Chart and figure data>
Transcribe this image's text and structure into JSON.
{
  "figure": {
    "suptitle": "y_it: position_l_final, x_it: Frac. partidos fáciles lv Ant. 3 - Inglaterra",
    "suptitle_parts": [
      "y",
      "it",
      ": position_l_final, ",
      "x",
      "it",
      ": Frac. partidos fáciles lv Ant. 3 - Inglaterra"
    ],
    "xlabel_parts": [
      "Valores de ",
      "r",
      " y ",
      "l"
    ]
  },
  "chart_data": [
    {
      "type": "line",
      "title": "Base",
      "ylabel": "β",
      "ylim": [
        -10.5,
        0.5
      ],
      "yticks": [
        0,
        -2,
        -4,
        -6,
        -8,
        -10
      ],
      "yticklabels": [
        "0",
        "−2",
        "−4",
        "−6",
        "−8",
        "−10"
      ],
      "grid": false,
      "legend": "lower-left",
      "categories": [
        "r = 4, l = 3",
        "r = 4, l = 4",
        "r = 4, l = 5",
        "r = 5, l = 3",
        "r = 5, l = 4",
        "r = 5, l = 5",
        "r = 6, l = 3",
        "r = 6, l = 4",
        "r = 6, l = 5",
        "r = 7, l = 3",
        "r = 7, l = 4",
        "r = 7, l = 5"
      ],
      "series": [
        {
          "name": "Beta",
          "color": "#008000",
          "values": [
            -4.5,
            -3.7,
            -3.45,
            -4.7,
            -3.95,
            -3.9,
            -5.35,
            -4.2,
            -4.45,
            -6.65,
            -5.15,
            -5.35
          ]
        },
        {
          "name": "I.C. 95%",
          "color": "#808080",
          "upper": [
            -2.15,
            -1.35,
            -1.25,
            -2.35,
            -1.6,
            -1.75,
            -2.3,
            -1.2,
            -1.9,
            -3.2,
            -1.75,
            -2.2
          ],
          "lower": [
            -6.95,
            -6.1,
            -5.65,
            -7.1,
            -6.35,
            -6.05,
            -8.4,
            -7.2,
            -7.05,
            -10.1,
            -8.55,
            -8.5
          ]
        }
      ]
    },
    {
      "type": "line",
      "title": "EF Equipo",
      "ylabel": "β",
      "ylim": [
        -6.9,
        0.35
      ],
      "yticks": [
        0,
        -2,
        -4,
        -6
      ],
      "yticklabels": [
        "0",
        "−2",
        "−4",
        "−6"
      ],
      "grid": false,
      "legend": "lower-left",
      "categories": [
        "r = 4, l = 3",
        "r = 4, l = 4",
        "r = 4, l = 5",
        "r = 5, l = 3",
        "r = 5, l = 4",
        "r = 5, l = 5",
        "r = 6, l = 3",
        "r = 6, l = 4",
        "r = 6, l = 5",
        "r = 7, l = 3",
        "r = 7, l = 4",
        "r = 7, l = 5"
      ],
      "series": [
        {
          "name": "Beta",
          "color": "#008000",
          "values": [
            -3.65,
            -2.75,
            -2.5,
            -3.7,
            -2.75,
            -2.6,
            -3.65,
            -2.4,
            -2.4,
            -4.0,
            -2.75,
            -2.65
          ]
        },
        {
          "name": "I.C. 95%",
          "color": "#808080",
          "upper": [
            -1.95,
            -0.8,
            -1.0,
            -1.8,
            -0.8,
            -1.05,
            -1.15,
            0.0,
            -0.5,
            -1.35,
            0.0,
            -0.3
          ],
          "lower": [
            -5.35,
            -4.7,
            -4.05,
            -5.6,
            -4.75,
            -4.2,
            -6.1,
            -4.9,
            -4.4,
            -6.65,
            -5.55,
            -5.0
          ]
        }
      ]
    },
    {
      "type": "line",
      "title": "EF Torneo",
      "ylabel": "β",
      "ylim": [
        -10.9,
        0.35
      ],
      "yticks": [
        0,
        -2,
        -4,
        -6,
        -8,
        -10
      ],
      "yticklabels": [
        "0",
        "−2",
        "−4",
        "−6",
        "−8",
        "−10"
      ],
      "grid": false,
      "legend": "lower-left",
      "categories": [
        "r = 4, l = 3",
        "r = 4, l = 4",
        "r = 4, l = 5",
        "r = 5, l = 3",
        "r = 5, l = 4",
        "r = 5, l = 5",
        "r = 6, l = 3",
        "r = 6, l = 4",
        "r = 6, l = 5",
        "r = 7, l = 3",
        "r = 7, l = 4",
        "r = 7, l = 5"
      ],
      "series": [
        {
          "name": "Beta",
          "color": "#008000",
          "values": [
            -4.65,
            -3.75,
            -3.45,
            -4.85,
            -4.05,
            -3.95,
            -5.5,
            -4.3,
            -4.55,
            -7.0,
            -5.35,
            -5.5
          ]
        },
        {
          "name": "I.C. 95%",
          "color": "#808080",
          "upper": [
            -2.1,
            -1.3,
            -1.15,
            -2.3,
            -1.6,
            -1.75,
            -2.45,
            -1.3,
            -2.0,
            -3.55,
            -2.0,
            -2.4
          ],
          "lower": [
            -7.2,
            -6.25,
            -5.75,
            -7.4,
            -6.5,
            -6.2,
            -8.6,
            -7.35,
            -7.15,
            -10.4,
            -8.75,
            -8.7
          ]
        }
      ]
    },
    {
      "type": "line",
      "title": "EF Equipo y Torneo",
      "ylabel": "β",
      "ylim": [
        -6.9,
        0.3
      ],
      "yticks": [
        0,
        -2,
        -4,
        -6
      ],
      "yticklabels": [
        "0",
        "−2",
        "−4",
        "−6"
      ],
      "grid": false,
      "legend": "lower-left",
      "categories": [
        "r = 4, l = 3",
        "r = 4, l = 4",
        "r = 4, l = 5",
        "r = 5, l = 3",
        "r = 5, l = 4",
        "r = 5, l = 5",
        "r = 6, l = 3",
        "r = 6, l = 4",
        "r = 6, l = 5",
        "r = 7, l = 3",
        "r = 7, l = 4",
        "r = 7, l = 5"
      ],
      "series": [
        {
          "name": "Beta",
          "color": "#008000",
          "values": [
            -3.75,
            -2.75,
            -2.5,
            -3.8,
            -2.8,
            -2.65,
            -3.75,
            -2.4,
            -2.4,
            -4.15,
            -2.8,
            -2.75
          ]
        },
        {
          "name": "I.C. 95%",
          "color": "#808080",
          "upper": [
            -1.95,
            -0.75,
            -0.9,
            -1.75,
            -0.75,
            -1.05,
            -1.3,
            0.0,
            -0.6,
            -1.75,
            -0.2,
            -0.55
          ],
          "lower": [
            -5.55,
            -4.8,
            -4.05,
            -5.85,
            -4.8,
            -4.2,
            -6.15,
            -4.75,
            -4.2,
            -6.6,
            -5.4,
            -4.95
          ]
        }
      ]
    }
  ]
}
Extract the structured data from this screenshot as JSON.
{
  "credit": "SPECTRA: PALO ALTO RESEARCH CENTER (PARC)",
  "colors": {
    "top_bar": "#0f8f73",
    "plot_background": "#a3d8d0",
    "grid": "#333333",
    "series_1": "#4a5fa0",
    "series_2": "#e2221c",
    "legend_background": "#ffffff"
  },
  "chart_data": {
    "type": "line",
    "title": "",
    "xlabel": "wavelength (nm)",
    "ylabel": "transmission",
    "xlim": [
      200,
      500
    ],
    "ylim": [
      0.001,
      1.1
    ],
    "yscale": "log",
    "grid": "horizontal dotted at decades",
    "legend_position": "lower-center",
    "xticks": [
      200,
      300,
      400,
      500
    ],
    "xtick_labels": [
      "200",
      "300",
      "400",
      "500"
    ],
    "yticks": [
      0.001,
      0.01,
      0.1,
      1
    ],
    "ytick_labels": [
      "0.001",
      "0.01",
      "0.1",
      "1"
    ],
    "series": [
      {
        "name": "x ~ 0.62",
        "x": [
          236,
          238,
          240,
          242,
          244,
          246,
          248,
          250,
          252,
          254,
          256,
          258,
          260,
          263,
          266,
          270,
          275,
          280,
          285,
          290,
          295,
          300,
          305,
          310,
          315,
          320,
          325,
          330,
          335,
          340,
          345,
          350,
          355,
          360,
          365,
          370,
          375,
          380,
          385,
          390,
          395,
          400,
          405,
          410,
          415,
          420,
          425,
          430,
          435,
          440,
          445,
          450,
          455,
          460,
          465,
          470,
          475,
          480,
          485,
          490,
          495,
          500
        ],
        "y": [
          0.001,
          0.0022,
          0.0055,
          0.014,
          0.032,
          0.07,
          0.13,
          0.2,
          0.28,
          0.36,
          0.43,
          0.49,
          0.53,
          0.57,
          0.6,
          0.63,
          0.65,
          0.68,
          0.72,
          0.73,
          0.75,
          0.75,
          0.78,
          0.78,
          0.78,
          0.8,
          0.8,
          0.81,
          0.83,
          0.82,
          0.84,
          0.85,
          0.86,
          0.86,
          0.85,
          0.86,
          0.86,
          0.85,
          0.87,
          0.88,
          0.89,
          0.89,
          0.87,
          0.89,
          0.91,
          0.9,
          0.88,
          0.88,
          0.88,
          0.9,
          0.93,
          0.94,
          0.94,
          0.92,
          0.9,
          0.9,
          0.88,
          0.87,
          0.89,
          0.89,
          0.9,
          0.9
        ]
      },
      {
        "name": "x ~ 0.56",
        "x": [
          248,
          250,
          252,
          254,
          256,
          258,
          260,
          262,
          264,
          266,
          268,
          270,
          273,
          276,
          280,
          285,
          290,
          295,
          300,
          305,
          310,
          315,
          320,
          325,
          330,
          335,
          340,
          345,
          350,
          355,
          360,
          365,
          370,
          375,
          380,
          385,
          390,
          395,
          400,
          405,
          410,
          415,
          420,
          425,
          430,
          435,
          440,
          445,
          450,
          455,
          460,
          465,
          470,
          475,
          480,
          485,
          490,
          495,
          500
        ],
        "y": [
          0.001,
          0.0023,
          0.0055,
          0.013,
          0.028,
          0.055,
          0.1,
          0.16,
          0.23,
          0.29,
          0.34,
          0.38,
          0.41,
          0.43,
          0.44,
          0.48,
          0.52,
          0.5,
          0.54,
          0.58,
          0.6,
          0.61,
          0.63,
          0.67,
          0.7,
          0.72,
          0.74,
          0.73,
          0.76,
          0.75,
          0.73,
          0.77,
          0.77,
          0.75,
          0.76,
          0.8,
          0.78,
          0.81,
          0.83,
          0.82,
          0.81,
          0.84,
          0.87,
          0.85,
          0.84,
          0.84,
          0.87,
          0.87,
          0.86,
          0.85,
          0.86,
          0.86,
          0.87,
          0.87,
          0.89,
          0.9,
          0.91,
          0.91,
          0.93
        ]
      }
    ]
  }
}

Short exercise>
Go through the listing above and report how many of its lines contain the word "JSON", with only the number as output.

Solution>
2